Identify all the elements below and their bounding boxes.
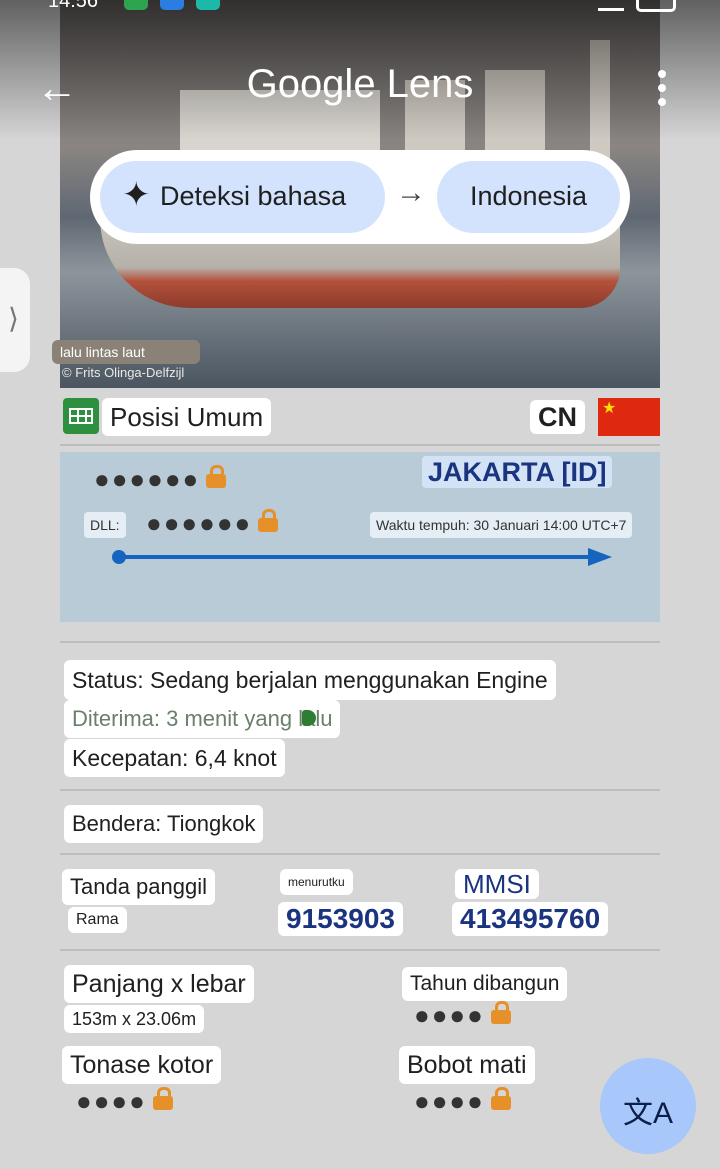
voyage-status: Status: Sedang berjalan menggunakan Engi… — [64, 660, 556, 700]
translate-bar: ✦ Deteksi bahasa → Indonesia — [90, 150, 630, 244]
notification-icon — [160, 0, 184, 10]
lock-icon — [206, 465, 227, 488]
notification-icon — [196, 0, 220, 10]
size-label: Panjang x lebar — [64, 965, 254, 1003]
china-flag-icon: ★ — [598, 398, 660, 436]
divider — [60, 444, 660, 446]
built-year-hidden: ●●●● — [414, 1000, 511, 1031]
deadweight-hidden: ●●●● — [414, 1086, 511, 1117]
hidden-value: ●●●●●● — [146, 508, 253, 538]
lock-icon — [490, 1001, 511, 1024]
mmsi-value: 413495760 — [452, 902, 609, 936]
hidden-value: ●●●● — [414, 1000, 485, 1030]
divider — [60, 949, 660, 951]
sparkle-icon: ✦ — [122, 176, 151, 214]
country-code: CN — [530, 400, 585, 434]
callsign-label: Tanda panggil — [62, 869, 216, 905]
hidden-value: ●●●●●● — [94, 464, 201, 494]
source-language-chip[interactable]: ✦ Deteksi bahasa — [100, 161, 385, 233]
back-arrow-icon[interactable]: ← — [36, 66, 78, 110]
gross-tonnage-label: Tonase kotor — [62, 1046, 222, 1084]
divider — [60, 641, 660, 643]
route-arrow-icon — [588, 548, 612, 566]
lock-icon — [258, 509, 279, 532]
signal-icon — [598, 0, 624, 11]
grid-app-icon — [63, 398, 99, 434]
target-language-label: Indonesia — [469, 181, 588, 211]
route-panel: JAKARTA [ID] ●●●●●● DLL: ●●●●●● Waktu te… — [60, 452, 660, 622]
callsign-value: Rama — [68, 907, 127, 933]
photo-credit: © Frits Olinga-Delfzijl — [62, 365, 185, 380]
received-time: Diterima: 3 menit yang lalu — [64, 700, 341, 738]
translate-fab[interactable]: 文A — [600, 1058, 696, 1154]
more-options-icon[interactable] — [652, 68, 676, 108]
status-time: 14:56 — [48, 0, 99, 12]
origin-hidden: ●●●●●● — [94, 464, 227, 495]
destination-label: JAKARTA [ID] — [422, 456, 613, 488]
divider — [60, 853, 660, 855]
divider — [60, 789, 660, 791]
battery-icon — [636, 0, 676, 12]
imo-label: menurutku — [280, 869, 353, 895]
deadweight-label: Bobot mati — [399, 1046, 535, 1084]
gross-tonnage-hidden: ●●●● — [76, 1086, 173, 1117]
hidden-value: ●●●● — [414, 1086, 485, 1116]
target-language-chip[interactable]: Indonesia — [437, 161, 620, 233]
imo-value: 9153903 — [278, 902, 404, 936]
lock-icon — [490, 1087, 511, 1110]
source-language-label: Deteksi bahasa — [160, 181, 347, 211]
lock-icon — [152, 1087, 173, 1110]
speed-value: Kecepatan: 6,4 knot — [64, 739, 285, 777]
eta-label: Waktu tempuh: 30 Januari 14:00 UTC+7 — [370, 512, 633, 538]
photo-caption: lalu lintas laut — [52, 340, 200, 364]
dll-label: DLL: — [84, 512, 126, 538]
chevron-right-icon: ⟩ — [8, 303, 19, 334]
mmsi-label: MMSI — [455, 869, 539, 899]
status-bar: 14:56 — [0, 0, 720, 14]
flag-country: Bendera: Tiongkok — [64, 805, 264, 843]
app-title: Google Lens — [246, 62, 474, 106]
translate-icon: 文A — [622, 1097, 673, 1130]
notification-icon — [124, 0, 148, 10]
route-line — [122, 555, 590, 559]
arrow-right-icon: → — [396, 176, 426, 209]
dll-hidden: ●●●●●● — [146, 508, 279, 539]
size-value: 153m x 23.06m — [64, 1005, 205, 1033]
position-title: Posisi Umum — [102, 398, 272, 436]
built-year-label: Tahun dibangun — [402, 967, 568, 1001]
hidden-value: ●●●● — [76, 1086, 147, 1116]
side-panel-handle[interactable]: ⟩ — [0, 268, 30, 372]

- - - - -

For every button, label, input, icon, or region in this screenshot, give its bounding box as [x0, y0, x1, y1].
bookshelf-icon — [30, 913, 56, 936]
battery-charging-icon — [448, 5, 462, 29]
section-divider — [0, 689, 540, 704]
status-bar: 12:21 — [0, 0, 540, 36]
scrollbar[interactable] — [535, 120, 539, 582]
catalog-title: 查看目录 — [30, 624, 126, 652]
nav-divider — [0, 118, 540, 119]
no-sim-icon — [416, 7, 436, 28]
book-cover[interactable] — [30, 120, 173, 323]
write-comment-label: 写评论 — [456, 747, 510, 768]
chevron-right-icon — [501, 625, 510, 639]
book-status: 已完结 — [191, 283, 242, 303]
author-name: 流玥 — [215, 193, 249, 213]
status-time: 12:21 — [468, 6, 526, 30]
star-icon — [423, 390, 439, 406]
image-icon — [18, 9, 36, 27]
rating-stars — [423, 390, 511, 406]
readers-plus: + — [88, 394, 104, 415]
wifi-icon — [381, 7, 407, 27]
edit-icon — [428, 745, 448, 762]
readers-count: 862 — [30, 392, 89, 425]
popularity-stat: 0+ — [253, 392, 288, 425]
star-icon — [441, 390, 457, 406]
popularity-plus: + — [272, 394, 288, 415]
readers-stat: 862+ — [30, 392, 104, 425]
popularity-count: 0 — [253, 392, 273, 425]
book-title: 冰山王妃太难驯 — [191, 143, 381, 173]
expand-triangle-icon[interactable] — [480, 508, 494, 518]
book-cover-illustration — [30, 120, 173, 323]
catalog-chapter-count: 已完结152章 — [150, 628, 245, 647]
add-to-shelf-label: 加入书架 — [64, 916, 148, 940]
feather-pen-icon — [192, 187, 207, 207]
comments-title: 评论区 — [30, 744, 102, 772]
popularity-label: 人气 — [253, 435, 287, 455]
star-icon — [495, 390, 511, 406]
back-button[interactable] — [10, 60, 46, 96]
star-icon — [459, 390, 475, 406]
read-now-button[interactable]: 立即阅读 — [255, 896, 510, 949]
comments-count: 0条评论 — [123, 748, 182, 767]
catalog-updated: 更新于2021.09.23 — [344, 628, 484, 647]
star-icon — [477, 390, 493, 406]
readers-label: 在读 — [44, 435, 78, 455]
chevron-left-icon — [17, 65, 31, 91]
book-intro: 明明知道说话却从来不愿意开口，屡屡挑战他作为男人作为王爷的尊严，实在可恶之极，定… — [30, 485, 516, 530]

- - - - -

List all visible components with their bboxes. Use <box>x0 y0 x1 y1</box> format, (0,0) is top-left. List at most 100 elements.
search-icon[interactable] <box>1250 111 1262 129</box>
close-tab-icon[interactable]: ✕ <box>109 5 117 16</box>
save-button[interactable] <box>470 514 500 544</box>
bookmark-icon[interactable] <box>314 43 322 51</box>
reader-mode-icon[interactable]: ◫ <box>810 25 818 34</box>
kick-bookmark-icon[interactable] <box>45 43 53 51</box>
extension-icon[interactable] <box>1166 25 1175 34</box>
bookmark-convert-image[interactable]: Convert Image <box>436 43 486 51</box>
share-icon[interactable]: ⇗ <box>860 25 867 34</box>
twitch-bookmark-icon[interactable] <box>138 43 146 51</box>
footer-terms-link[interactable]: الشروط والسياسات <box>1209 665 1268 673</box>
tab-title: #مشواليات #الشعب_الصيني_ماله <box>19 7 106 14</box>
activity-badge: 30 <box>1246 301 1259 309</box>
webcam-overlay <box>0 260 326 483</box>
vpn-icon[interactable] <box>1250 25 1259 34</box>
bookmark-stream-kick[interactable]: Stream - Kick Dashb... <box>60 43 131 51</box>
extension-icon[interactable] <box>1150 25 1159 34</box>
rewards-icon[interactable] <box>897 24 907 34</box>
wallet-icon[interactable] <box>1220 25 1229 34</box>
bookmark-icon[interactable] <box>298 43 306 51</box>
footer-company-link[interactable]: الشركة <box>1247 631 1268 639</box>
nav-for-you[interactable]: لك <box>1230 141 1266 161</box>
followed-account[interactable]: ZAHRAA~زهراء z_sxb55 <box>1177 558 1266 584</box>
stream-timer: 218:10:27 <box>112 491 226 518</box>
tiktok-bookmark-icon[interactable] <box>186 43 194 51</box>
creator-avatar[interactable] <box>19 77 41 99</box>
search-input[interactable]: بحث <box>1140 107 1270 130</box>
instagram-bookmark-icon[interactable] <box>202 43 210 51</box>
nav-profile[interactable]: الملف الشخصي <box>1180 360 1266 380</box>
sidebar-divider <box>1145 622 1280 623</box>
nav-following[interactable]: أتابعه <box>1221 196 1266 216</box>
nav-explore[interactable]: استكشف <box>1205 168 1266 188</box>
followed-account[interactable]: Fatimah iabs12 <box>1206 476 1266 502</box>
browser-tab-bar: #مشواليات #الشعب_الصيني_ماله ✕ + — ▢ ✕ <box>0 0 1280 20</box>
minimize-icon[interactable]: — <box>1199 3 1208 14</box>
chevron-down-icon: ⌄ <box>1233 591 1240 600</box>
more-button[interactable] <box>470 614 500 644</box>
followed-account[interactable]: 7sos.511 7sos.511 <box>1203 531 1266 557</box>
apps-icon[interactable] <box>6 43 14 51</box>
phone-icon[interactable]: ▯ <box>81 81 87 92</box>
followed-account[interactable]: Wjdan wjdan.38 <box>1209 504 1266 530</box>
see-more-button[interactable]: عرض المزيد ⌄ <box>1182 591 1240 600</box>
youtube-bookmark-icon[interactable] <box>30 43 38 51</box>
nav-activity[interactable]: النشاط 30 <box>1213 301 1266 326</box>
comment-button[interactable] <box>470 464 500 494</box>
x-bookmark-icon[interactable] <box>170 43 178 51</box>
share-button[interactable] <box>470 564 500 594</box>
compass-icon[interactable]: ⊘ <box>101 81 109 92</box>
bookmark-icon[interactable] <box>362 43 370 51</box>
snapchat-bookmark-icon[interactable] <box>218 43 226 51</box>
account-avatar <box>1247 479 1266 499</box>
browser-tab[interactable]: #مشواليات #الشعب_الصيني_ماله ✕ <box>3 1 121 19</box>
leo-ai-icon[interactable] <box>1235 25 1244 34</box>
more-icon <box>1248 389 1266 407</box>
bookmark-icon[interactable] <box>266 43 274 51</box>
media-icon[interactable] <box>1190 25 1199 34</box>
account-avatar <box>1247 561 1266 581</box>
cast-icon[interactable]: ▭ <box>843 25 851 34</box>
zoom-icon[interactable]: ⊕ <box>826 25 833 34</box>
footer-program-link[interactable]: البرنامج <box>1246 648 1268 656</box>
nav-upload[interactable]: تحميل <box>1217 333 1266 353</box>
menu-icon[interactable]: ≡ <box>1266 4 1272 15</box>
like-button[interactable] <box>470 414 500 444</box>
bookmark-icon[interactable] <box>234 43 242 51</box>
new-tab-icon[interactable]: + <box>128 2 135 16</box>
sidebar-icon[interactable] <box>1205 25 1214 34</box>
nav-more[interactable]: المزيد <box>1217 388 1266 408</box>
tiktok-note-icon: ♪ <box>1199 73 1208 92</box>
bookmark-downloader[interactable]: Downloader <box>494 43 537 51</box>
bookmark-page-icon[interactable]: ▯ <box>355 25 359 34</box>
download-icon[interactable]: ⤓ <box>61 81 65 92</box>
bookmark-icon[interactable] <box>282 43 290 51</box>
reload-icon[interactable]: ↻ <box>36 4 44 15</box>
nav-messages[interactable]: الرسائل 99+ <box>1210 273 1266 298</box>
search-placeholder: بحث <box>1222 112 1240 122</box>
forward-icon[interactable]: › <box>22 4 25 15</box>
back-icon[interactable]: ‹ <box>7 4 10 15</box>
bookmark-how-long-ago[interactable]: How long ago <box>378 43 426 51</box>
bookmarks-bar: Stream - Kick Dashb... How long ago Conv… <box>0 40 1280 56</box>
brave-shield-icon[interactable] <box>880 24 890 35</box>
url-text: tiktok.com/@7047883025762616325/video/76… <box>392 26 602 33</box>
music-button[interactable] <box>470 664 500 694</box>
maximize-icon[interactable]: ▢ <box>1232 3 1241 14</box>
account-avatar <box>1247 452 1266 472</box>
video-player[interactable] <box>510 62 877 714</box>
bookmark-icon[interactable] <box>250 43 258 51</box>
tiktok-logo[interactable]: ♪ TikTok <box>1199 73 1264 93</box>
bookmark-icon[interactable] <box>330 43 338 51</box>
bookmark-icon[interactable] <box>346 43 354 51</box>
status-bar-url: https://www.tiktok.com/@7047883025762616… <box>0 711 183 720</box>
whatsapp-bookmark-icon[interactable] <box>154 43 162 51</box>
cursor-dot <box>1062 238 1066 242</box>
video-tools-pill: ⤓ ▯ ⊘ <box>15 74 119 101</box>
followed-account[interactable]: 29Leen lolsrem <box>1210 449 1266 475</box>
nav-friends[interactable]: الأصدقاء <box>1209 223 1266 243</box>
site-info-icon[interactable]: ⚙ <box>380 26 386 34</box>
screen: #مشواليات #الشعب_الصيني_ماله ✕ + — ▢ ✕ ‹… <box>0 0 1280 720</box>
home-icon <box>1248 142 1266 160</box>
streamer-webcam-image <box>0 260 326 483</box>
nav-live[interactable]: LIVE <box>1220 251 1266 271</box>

- - - - -

> [Your task]: Give the rows again, starting with the row containing "List all visible" and going on through the row containing "wallet-icon[interactable] <box>1220 25", with "extension-icon" swapped for "plugin-icon" and everything else left unchanged.

> [Correct output]:
List all visible components with their bboxes. Use <box>x0 y0 x1 y1</box> format, (0,0) is top-left. List at most 100 elements.
search-icon[interactable] <box>1250 111 1262 129</box>
close-tab-icon[interactable]: ✕ <box>109 5 117 16</box>
save-button[interactable] <box>470 514 500 544</box>
bookmark-icon[interactable] <box>314 43 322 51</box>
reader-mode-icon[interactable]: ◫ <box>810 25 818 34</box>
kick-bookmark-icon[interactable] <box>45 43 53 51</box>
plugin-icon[interactable] <box>1166 25 1175 34</box>
bookmark-convert-image[interactable]: Convert Image <box>436 43 486 51</box>
share-icon[interactable]: ⇗ <box>860 25 867 34</box>
twitch-bookmark-icon[interactable] <box>138 43 146 51</box>
footer-terms-link[interactable]: الشروط والسياسات <box>1209 665 1268 673</box>
tab-title: #مشواليات #الشعب_الصيني_ماله <box>19 7 106 14</box>
activity-badge: 30 <box>1246 301 1259 309</box>
webcam-overlay <box>0 260 326 483</box>
vpn-icon[interactable] <box>1250 25 1259 34</box>
bookmark-stream-kick[interactable]: Stream - Kick Dashb... <box>60 43 131 51</box>
plugin-icon[interactable] <box>1150 25 1159 34</box>
rewards-icon[interactable] <box>897 24 907 34</box>
wallet-icon[interactable] <box>1220 25 1229 34</box>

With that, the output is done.